* _TASK_
Copy each record exactly as it reads, leaving out any pictures it holds.

* _AVAILABLE DATA_

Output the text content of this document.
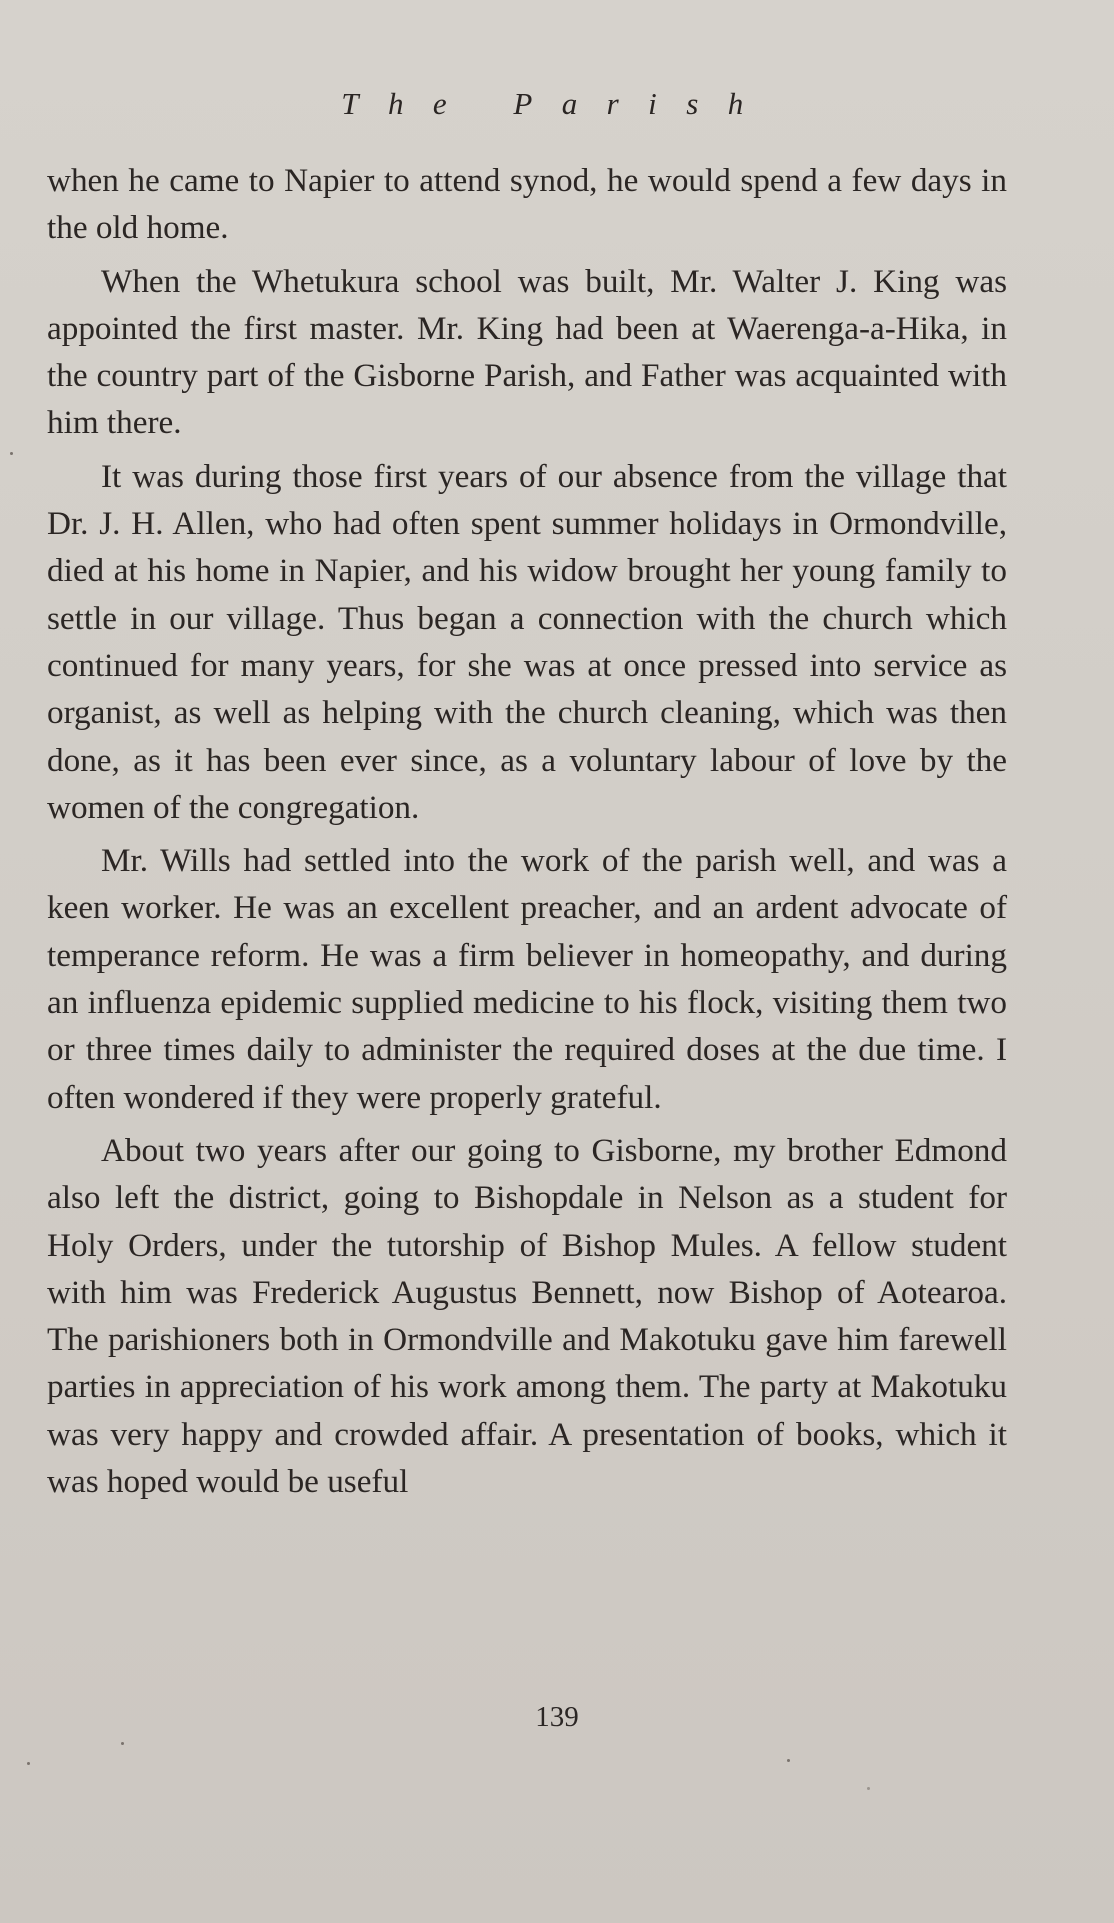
The Parish

when he came to Napier to attend synod, he would spend a few days in the old home.

When the Whetukura school was built, Mr. Walter J. King was appointed the first master. Mr. King had been at Waerenga-a-Hika, in the country part of the Gisborne Parish, and Father was acquainted with him there.

It was during those first years of our absence from the village that Dr. J. H. Allen, who had often spent summer holidays in Ormondville, died at his home in Napier, and his widow brought her young family to settle in our village. Thus began a connection with the church which continued for many years, for she was at once pressed into service as organist, as well as helping with the church cleaning, which was then done, as it has been ever since, as a voluntary labour of love by the women of the congregation.

Mr. Wills had settled into the work of the parish well, and was a keen worker. He was an excellent preacher, and an ardent advocate of temperance reform. He was a firm believer in homeopathy, and during an influenza epidemic supplied medicine to his flock, visiting them two or three times daily to administer the required doses at the due time. I often wondered if they were properly grateful.

About two years after our going to Gisborne, my brother Edmond also left the district, going to Bishopdale in Nelson as a student for Holy Orders, under the tutorship of Bishop Mules. A fellow student with him was Frederick Augustus Bennett, now Bishop of Aotearoa. The parishioners both in Ormondville and Makotuku gave him farewell parties in appreciation of his work among them. The party at Makotuku was very happy and crowded affair. A presentation of books, which it was hoped would be useful

139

* _RESPONSE BELOW_
Output the text content of this document.
The Parish

when he came to Napier to attend synod, he would spend a few days in the old home.

When the Whetukura school was built, Mr. Walter J. King was appointed the first master. Mr. King had been at Waerenga-a-Hika, in the country part of the Gisborne Parish, and Father was acquainted with him there.

It was during those first years of our absence from the village that Dr. J. H. Allen, who had often spent summer holidays in Ormondville, died at his home in Napier, and his widow brought her young family to settle in our village. Thus began a connection with the church which continued for many years, for she was at once pressed into service as organist, as well as helping with the church cleaning, which was then done, as it has been ever since, as a voluntary labour of love by the women of the congregation.

Mr. Wills had settled into the work of the parish well, and was a keen worker. He was an excellent preacher, and an ardent advocate of temperance reform. He was a firm believer in homeopathy, and during an influenza epidemic supplied medicine to his flock, visiting them two or three times daily to administer the required doses at the due time. I often wondered if they were properly grateful.

About two years after our going to Gisborne, my brother Edmond also left the district, going to Bishopdale in Nelson as a student for Holy Orders, under the tutorship of Bishop Mules. A fellow student with him was Frederick Augustus Bennett, now Bishop of Aotearoa. The parishioners both in Ormondville and Makotuku gave him farewell parties in appreciation of his work among them. The party at Makotuku was very happy and crowded affair. A presentation of books, which it was hoped would be useful

139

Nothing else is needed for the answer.